--- Begin ---

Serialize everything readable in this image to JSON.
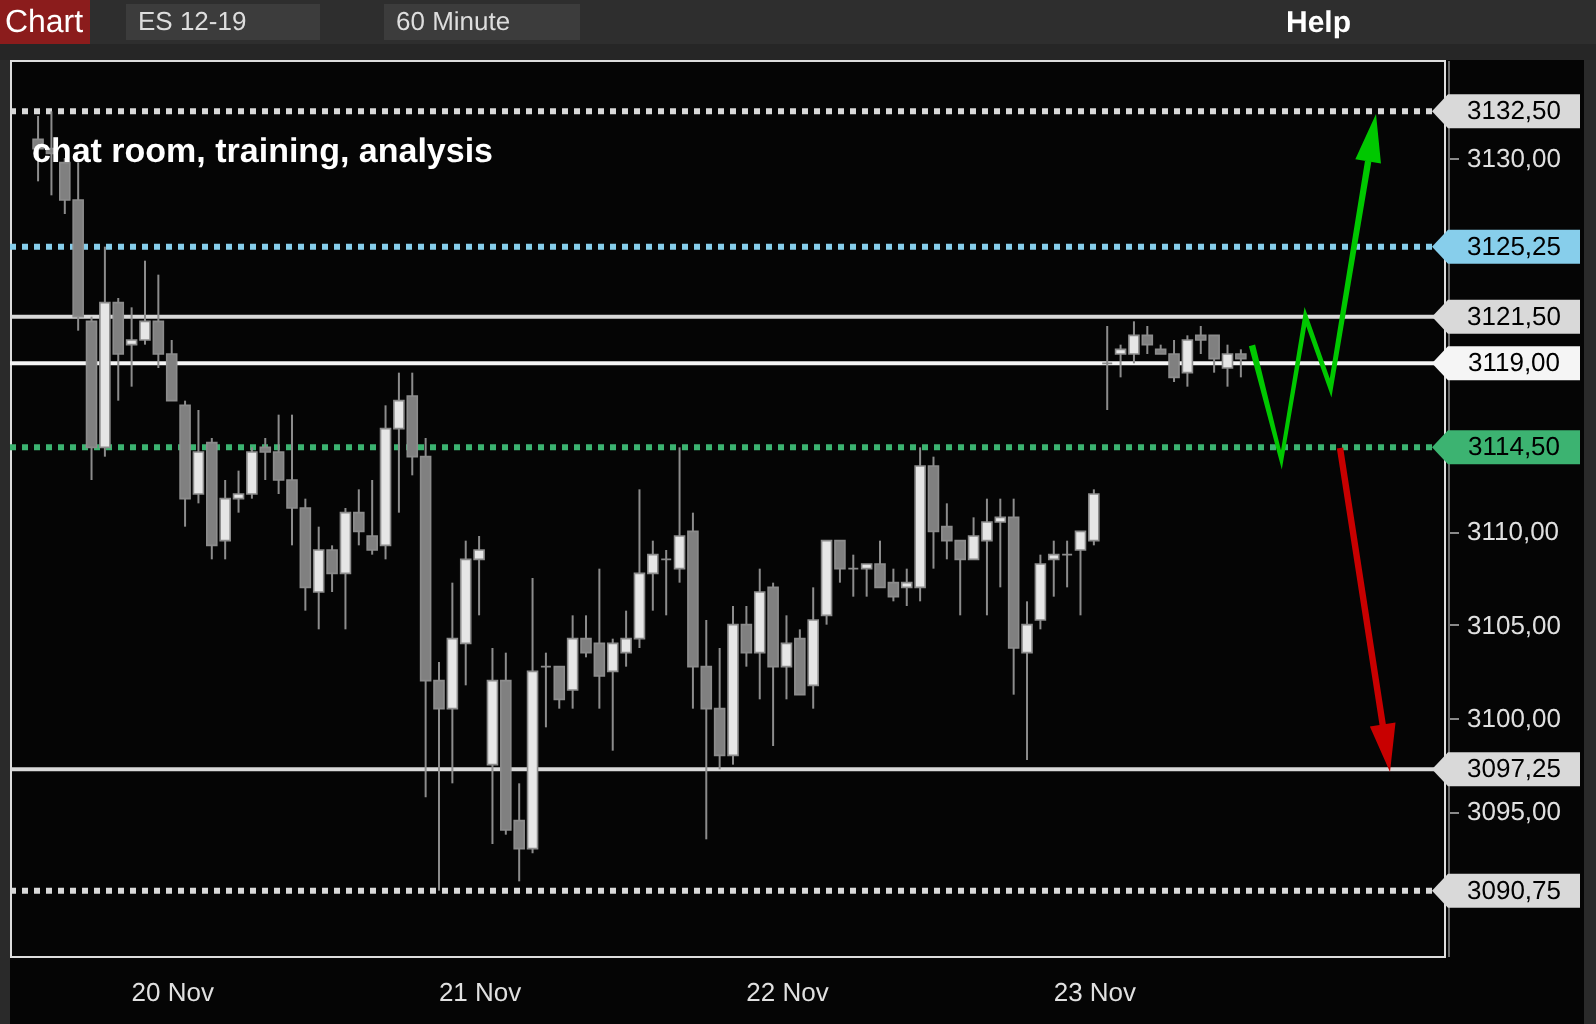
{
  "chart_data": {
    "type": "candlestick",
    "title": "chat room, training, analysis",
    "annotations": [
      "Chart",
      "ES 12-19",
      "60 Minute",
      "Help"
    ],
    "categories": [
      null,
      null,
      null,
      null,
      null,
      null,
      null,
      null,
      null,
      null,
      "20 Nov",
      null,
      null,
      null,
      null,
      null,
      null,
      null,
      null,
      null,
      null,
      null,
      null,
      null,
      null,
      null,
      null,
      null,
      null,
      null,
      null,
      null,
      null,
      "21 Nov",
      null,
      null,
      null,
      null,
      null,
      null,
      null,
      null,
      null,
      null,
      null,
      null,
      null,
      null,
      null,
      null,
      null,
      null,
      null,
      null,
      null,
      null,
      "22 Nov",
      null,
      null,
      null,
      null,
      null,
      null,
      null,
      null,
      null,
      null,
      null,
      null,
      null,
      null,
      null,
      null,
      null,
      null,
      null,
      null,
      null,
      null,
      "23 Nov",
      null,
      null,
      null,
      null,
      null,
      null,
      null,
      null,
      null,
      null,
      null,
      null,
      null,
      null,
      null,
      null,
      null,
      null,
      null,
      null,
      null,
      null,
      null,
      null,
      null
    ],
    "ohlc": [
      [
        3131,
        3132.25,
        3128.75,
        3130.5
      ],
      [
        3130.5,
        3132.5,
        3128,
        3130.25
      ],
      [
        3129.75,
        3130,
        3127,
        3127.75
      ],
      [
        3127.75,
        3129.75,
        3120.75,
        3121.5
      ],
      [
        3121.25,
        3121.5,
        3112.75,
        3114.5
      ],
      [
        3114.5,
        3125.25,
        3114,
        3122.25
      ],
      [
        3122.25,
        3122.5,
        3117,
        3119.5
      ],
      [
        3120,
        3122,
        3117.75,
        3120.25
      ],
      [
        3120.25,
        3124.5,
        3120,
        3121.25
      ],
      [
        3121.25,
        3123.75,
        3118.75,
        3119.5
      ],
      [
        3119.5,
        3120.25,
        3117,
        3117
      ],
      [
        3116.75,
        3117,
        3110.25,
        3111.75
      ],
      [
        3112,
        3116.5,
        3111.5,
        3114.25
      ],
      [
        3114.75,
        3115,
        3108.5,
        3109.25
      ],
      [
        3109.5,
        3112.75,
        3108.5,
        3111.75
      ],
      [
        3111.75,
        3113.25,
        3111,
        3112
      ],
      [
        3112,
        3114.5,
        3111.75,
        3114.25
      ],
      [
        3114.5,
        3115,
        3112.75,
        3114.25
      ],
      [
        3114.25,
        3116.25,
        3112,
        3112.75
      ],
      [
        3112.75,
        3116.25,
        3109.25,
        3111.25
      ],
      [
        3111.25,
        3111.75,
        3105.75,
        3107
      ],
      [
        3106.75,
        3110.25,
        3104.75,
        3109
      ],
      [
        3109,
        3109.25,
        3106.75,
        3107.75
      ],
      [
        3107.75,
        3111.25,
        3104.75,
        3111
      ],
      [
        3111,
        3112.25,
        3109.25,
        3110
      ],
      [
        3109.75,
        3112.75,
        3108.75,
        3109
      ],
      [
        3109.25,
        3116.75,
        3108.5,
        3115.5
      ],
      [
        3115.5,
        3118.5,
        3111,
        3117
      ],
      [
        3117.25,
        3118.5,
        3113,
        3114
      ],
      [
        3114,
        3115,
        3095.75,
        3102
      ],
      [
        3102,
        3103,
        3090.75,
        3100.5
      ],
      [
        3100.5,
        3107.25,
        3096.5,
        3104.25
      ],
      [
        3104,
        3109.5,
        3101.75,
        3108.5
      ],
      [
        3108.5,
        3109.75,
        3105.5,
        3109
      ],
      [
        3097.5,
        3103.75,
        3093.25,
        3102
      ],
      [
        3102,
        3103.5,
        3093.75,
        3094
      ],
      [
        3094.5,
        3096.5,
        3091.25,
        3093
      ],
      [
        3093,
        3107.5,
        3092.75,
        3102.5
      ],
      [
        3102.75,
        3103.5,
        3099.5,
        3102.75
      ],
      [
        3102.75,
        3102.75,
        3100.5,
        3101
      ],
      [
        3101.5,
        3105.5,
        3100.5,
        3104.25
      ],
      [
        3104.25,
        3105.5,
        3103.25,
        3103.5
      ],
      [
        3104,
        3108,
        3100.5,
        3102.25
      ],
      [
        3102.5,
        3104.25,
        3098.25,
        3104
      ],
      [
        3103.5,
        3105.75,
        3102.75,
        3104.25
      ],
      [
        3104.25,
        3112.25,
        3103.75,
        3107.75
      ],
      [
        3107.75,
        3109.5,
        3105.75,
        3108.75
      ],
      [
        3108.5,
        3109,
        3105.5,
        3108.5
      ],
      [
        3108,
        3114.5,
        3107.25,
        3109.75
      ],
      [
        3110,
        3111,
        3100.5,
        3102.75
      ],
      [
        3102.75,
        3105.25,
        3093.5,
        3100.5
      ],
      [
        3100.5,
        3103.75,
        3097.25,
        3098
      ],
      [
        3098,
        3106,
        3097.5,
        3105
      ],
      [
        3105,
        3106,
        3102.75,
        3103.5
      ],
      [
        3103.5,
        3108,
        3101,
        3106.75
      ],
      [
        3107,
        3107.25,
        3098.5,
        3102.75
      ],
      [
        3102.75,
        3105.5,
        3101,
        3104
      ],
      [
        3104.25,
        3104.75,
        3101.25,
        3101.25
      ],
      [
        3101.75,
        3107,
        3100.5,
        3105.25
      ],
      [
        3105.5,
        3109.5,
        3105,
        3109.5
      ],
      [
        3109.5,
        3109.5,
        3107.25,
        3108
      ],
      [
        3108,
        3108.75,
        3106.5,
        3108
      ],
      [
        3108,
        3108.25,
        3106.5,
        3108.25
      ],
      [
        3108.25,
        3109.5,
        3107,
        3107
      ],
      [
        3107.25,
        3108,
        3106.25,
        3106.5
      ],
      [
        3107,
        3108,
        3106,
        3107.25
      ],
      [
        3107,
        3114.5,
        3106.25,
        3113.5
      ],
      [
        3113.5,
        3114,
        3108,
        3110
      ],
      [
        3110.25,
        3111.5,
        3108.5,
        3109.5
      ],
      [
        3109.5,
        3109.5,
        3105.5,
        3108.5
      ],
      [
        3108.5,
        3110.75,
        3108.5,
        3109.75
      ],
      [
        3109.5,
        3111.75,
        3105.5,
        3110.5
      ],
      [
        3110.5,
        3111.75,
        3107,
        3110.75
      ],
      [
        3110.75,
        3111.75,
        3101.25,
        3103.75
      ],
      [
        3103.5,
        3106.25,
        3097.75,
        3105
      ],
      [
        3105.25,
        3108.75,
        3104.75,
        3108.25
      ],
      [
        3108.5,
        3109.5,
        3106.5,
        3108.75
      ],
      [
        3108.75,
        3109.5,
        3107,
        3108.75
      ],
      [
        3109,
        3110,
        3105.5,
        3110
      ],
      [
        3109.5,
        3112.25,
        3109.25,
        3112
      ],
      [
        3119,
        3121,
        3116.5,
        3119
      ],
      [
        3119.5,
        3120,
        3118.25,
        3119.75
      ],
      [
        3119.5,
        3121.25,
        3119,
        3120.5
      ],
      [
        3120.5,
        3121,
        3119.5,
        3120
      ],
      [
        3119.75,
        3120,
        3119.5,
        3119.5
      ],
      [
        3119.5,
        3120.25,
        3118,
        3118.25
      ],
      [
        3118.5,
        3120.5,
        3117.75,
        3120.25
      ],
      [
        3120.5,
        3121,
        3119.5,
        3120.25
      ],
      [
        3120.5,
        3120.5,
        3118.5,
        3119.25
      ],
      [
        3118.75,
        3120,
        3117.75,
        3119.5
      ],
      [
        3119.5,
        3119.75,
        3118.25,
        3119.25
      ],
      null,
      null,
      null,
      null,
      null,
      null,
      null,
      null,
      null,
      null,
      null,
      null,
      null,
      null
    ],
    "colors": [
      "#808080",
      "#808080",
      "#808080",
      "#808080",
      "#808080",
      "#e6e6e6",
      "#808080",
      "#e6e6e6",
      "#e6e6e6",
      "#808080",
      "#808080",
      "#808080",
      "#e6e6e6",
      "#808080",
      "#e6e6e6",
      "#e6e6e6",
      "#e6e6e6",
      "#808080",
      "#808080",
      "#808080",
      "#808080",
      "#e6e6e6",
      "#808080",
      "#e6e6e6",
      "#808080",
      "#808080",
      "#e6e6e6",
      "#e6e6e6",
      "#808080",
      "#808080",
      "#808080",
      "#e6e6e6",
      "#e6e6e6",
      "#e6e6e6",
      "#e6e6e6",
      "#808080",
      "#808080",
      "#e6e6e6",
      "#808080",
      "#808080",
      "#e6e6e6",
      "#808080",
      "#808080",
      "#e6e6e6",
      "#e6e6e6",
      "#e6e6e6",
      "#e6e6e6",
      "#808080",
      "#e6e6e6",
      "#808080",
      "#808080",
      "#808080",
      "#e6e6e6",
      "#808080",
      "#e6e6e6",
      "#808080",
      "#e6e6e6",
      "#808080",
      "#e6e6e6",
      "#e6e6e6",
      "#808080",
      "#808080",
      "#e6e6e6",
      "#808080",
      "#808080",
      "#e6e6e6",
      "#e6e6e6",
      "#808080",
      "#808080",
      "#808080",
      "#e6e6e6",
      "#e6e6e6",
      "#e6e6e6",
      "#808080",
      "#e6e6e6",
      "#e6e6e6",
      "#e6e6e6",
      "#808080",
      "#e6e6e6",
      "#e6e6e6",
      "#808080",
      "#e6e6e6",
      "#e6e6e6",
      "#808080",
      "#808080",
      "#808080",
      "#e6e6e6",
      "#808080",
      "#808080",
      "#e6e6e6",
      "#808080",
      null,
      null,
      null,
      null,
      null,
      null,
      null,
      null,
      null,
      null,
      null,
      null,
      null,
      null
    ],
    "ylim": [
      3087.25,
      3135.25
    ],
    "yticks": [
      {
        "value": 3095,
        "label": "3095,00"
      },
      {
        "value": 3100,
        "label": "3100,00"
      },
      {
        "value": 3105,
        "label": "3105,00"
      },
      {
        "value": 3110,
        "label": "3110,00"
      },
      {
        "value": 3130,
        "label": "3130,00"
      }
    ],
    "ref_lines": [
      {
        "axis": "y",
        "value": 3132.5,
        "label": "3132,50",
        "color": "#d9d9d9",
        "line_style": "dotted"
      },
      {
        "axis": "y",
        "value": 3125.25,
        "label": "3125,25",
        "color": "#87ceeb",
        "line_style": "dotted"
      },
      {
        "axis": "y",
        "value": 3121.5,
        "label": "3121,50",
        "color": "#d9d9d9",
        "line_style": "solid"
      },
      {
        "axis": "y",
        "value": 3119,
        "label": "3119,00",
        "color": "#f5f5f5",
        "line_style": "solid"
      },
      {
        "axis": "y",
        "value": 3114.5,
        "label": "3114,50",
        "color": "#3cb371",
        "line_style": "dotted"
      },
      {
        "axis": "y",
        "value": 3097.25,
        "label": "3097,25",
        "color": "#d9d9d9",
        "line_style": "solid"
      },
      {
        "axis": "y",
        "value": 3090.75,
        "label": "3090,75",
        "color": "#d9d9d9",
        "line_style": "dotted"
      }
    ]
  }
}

--- End ---

### [GOAL]
Gather all lines of the records that include the word "value".

### [RESULT OF THE EXERCISE]
        "value": 3095,
        "value": 3100,
        "value": 3105,
        "value": 3110,
        "value": 3130,
        "value": 3132.5,
        "value": 3125.25,
        "value": 3121.5,
        "value": 3119,
        "value": 3114.5,
        "value": 3097.25,
        "value": 3090.75,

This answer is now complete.